Using the data beneath, show every line that includes the word "this".

* [GIVEN RECORDS]:

⟨

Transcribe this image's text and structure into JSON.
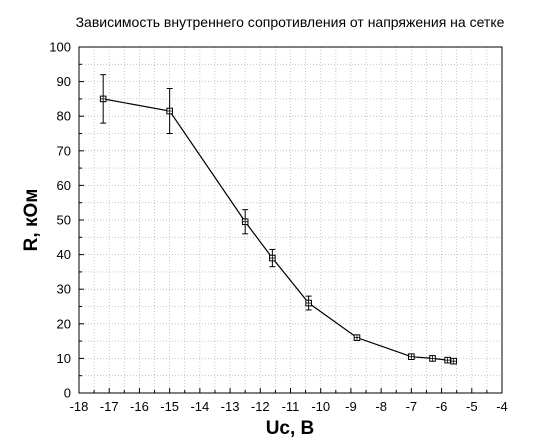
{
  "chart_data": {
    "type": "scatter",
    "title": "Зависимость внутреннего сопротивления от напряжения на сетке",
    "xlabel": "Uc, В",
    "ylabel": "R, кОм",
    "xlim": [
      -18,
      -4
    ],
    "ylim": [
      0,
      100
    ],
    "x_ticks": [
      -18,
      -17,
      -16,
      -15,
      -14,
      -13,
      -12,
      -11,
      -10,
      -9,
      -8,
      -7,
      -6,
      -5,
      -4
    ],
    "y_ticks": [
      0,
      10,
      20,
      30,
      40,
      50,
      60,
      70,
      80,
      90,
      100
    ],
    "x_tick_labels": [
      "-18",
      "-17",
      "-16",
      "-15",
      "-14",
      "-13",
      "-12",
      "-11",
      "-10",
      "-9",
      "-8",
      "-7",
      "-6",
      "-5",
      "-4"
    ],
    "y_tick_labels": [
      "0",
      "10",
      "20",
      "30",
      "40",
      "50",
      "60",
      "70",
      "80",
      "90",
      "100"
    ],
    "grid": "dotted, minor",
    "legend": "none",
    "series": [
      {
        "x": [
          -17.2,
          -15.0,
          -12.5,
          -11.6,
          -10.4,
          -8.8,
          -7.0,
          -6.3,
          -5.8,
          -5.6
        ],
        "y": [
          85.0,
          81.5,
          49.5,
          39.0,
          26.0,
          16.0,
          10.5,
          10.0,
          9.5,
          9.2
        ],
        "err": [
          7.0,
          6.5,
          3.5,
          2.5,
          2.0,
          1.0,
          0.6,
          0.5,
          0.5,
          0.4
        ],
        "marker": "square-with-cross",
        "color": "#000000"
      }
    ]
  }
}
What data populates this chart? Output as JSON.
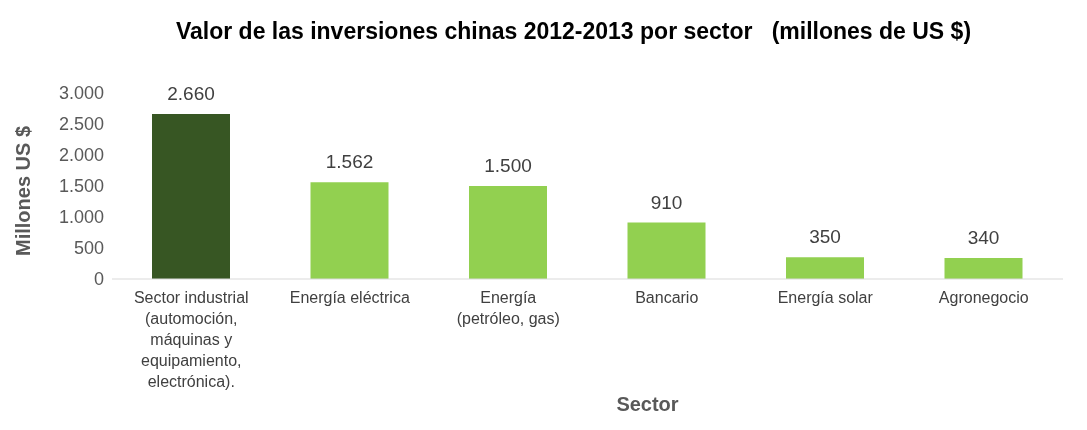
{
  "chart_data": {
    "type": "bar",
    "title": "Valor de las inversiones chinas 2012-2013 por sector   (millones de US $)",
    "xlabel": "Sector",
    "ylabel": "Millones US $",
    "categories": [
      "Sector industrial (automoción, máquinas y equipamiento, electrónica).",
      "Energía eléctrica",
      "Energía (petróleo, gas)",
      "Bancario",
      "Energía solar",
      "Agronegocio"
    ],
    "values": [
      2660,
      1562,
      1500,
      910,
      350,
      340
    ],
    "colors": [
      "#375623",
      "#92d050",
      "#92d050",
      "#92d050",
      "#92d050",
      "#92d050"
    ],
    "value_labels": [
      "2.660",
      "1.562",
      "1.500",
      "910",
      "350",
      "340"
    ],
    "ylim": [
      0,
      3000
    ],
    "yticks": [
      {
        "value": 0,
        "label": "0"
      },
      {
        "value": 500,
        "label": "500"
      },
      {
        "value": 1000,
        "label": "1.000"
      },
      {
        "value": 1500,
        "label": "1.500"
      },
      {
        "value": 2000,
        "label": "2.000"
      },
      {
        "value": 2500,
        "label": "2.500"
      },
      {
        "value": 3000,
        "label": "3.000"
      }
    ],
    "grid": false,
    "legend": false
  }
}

⟩
⟨

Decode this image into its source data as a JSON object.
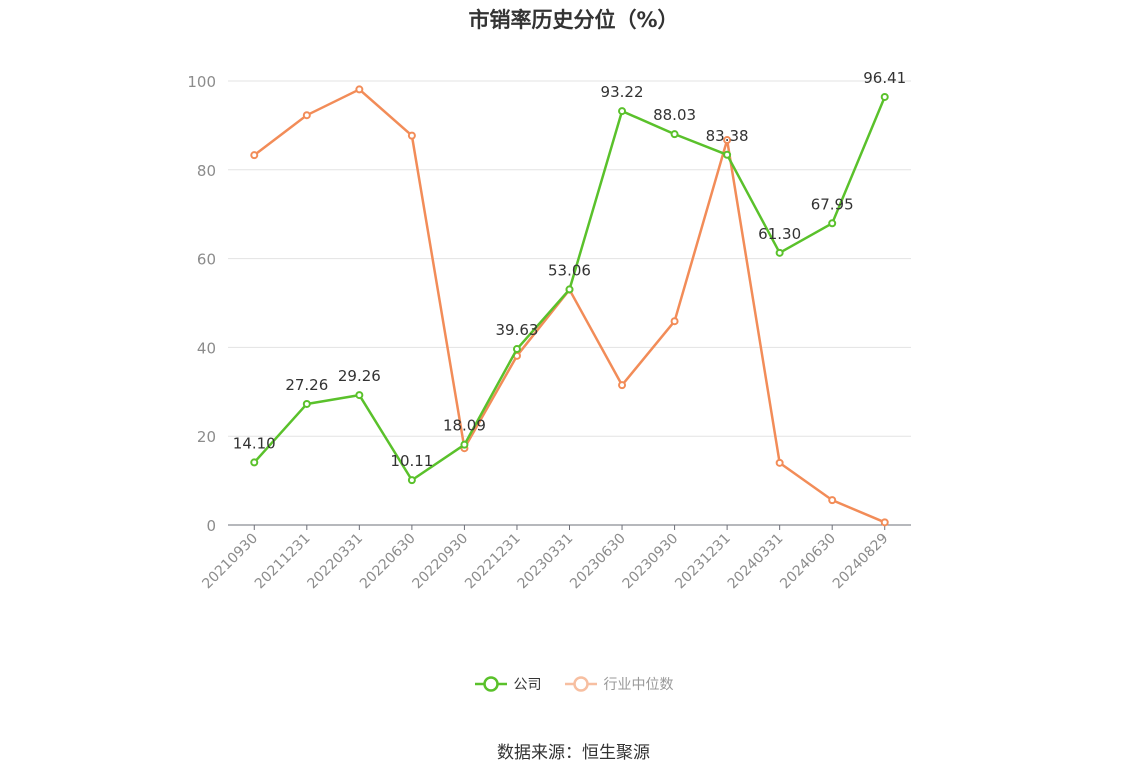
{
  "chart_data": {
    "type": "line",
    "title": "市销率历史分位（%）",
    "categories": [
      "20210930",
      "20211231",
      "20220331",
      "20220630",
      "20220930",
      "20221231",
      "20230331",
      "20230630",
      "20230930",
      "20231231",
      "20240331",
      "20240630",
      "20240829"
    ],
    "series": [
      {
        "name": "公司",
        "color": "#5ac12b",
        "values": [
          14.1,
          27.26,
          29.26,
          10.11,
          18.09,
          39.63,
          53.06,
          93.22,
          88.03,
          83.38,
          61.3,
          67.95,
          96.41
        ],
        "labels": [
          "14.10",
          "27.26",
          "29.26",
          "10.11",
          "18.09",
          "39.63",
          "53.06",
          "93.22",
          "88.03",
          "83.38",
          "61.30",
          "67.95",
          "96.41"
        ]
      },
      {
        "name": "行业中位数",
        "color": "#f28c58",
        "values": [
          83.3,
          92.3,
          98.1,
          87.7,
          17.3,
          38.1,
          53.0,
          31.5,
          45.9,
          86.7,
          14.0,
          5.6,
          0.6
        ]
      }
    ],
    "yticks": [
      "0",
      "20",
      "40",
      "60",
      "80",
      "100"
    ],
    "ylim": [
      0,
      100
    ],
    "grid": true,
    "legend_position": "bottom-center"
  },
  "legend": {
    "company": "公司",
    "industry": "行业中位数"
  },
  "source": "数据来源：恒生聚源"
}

⟩

* [RESPONSE TO THE EXERCISE]:
Transcribe this image's text and structure into JSON.
What data populates this chart? Output as JSON.
Decode this image into its source data as a JSON object.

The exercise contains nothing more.